The exercise » Your answer should be a single number: the count of lines that include "DATASET".

Provided data »

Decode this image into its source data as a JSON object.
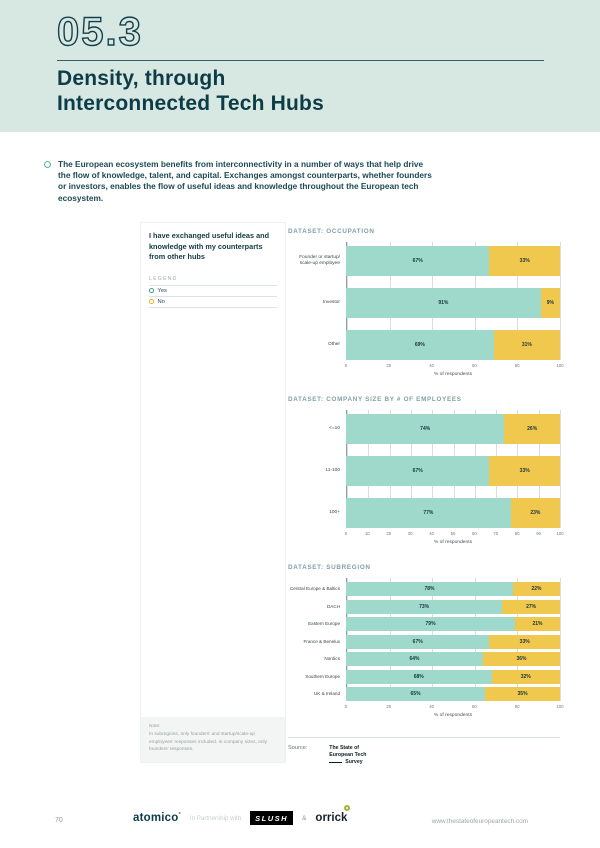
{
  "colors": {
    "header_bg": "#d7e8e3",
    "dark_teal": "#0d3c47",
    "yes_teal": "#9fd9cb",
    "no_yellow": "#f1c84e"
  },
  "header": {
    "section_number": "05.3",
    "title_line1": "Density, through",
    "title_line2": "Interconnected Tech Hubs"
  },
  "intro": {
    "text": "The European ecosystem benefits from interconnectivity in a number of ways that help drive the flow of knowledge, talent, and capital. Exchanges amongst counterparts, whether founders or investors, enables the flow of useful ideas and knowledge throughout the European tech ecosystem."
  },
  "panel": {
    "question": "I have exchanged useful ideas and knowledge with my counterparts from other hubs",
    "legend_label": "LEGEND",
    "legend": [
      {
        "label": "Yes",
        "color": "#45a695"
      },
      {
        "label": "No",
        "color": "#e9bb33"
      }
    ],
    "note_label": "Note:",
    "note_text": "In subregions, only founders' and startup/scale-up employees' responses included. In company sizes, only founders' responses."
  },
  "chart_data": [
    {
      "type": "bar",
      "stacked": true,
      "orientation": "horizontal",
      "title": "DATASET: OCCUPATION",
      "categories": [
        "Founder or startup/\nscale-up employee",
        "Investor",
        "Other"
      ],
      "series": [
        {
          "name": "Yes",
          "color": "#9fd9cb",
          "values": [
            67,
            91,
            69
          ]
        },
        {
          "name": "No",
          "color": "#f1c84e",
          "values": [
            33,
            9,
            31
          ]
        }
      ],
      "xlabel": "% of respondents",
      "xlim": [
        0,
        100
      ],
      "ticks": [
        0,
        20,
        40,
        60,
        80,
        100
      ],
      "grid": true
    },
    {
      "type": "bar",
      "stacked": true,
      "orientation": "horizontal",
      "title": "DATASET: COMPANY SIZE BY # OF EMPLOYEES",
      "categories": [
        "<=10",
        "11-100",
        "100+"
      ],
      "series": [
        {
          "name": "Yes",
          "color": "#9fd9cb",
          "values": [
            74,
            67,
            77
          ]
        },
        {
          "name": "No",
          "color": "#f1c84e",
          "values": [
            26,
            33,
            23
          ]
        }
      ],
      "xlabel": "% of respondents",
      "xlim": [
        0,
        100
      ],
      "ticks": [
        0,
        10,
        20,
        30,
        40,
        50,
        60,
        70,
        80,
        90,
        100
      ],
      "grid": true
    },
    {
      "type": "bar",
      "stacked": true,
      "orientation": "horizontal",
      "title": "DATASET: SUBREGION",
      "categories": [
        "Central Europe & Baltics",
        "DACH",
        "Eastern Europe",
        "France & Benelux",
        "Nordics",
        "Southern Europe",
        "UK & Ireland"
      ],
      "series": [
        {
          "name": "Yes",
          "color": "#9fd9cb",
          "values": [
            78,
            73,
            79,
            67,
            64,
            68,
            65
          ]
        },
        {
          "name": "No",
          "color": "#f1c84e",
          "values": [
            22,
            27,
            21,
            33,
            36,
            32,
            35
          ]
        }
      ],
      "xlabel": "% of respondents",
      "xlim": [
        0,
        100
      ],
      "ticks": [
        0,
        20,
        40,
        60,
        80,
        100
      ],
      "grid": true
    }
  ],
  "source": {
    "label": "Source:",
    "logo_line1": "The State of",
    "logo_line2": "European Tech",
    "logo_line3": "Survey"
  },
  "footer": {
    "page_number": "70",
    "atomico": "atomico",
    "atomico_mark": "°",
    "partnership": "In Partnership with",
    "slush": "SLUSH",
    "ampersand": "&",
    "orrick": "orrick",
    "website": "www.thestateofeuropeantech.com"
  }
}
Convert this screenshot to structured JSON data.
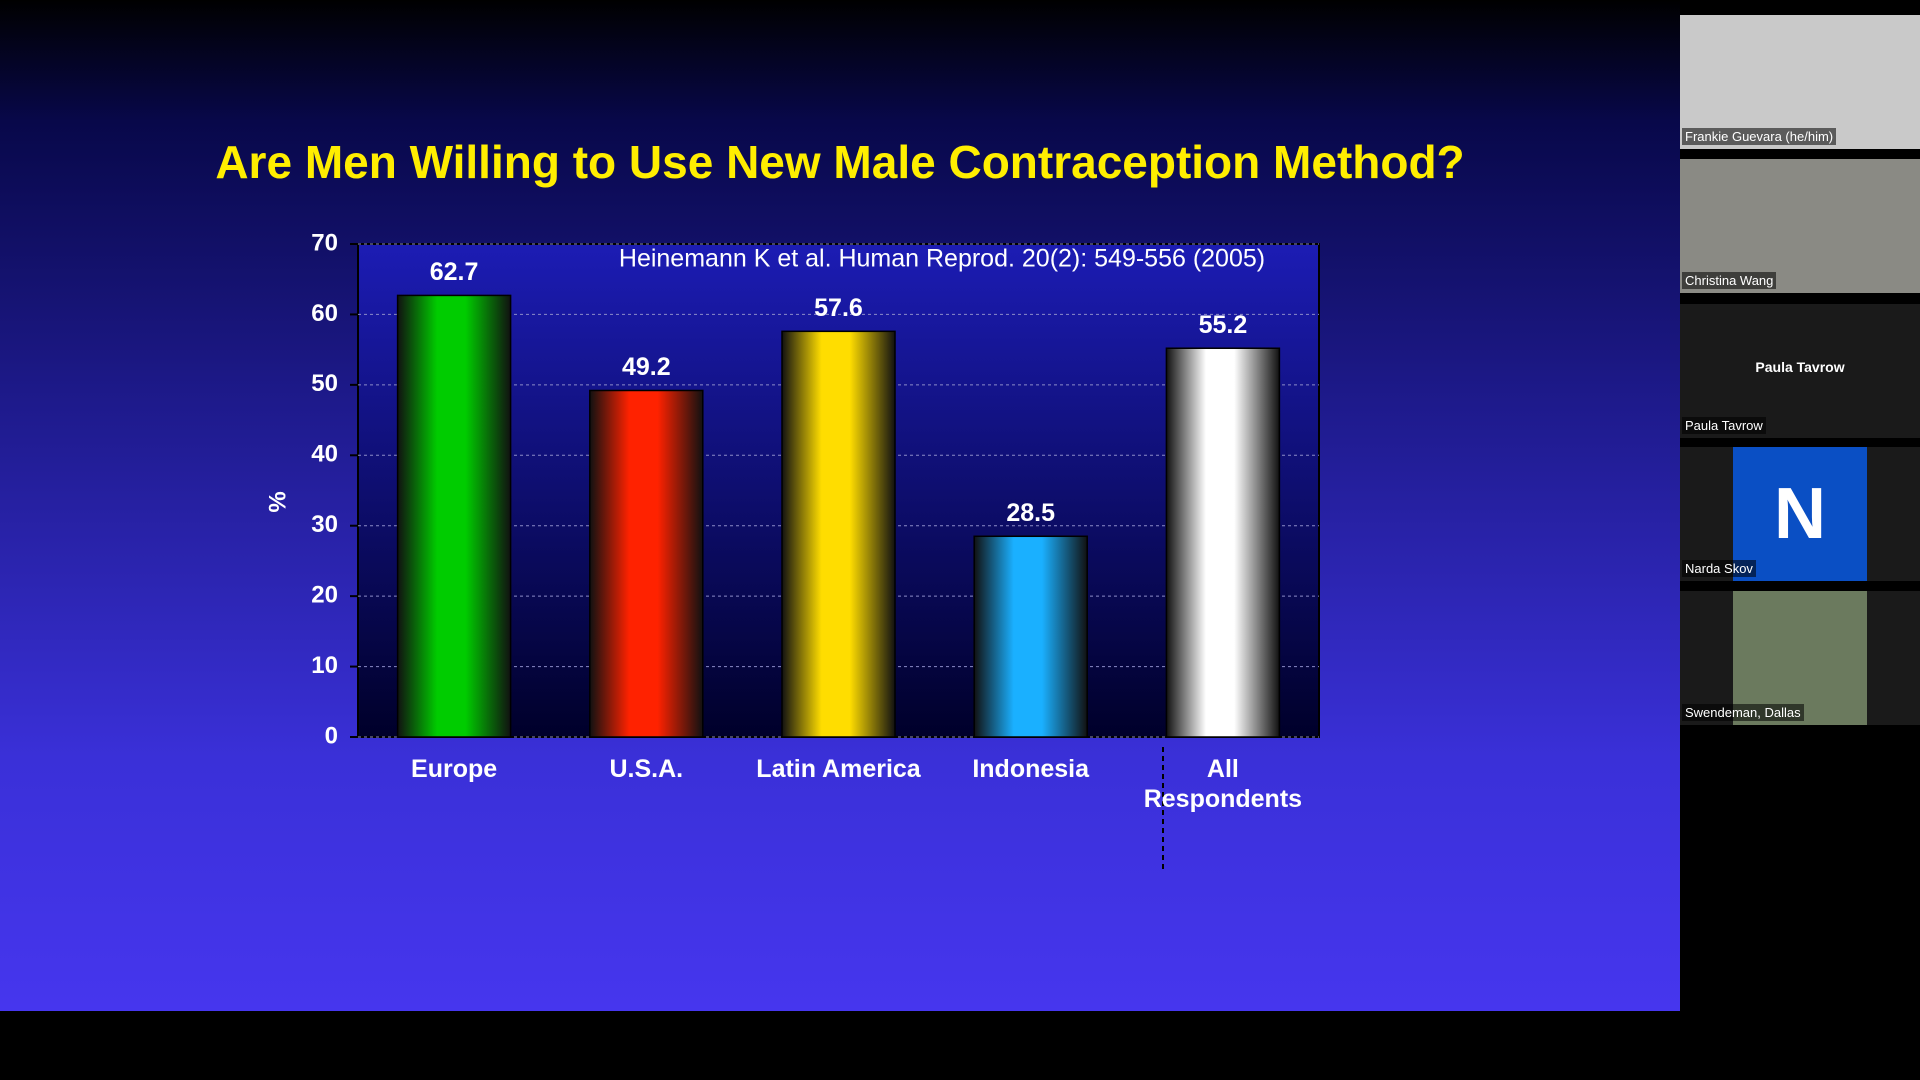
{
  "chart_data": {
    "type": "bar",
    "title": "Are Men Willing  to Use New Male Contraception Method?",
    "annotation": "Heinemann K et al. Human Reprod. 20(2): 549-556 (2005)",
    "y_label": "%",
    "categories": [
      "Europe",
      "U.S.A.",
      "Latin America",
      "Indonesia",
      "All Respondents"
    ],
    "values": [
      62.7,
      49.2,
      57.6,
      28.5,
      55.2
    ],
    "colors": [
      "#00cc00",
      "#ff2200",
      "#ffdd00",
      "#1ab0ff",
      "#ffffff"
    ],
    "ylim": [
      0,
      70
    ],
    "yticks": [
      0,
      10,
      20,
      30,
      40,
      50,
      60,
      70
    ],
    "grid": true
  },
  "participants": [
    {
      "name": "Frankie Guevara (he/him)",
      "tile": "#c9c9c9"
    },
    {
      "name": "Christina Wang",
      "tile": "#8a8a84"
    },
    {
      "name": "Paula Tavrow",
      "tile": "#1a1a1a",
      "center_label": "Paula Tavrow"
    },
    {
      "name": "Narda Skov",
      "tile": "#1a1a1a",
      "avatar": "N"
    },
    {
      "name": "Swendeman, Dallas",
      "tile": "#1a1a1a",
      "photo": "#6b7a5e"
    }
  ]
}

Exercise result » 3